### Dataset items
────────────────────────────────────────

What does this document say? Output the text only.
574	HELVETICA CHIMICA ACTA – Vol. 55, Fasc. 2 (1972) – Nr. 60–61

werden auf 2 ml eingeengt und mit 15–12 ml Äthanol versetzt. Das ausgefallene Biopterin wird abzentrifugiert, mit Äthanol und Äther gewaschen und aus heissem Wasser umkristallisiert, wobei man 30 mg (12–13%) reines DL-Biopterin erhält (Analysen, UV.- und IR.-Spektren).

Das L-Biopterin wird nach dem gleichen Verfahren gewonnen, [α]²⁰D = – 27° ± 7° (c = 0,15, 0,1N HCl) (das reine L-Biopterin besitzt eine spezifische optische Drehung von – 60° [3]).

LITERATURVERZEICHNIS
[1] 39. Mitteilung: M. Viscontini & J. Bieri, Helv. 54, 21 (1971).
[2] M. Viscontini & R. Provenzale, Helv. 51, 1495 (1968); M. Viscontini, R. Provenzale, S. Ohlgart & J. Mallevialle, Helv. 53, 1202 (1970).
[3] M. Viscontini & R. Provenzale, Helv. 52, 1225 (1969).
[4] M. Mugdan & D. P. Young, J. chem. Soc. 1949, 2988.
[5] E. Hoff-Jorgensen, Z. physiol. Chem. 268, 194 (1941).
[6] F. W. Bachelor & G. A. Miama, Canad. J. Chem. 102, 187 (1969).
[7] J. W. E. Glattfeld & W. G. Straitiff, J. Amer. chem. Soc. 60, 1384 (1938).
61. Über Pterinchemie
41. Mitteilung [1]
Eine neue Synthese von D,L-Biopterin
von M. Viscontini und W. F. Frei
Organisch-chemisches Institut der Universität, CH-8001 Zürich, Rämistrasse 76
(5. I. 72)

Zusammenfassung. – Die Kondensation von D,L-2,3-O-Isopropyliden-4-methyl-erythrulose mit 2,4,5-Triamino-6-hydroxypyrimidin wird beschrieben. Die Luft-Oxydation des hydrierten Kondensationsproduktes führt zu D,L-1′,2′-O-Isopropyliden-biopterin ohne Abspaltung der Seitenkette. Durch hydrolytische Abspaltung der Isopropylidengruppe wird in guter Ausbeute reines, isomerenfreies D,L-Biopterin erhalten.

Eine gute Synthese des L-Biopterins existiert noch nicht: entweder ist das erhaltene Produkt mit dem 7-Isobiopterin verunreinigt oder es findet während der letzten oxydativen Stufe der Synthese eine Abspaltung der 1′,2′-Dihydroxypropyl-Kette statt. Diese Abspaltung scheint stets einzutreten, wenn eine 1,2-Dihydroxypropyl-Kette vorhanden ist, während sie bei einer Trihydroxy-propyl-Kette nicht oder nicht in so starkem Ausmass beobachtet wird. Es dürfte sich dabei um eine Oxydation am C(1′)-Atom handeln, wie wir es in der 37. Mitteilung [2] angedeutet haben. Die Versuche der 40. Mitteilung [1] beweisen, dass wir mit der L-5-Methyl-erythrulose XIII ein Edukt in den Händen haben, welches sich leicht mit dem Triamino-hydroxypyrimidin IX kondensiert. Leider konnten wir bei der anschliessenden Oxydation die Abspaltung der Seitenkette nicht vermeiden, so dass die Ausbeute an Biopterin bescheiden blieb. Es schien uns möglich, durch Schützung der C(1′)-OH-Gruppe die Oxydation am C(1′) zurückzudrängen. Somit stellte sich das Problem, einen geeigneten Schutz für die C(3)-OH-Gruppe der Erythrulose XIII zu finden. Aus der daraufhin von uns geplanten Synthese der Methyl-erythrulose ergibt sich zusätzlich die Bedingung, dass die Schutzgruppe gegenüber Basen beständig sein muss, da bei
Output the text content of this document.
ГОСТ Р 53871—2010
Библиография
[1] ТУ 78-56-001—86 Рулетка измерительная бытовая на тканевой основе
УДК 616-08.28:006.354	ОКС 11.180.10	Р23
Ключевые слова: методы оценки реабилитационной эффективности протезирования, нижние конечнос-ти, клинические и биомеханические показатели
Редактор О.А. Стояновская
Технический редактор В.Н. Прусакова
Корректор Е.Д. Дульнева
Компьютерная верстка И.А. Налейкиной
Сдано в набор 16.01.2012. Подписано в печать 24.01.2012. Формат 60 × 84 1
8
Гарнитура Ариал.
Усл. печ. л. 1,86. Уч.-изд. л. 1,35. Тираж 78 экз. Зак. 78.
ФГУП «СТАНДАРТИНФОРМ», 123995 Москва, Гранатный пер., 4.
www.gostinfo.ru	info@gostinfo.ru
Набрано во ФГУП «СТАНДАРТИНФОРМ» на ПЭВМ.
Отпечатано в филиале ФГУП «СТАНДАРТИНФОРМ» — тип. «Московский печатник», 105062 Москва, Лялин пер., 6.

────────────────────────────────────────

### AIM
Gather each line of the listing that holds the string "text".

### FINISHED TASK
What does this document say? Output the text only.
Output the text content of this document.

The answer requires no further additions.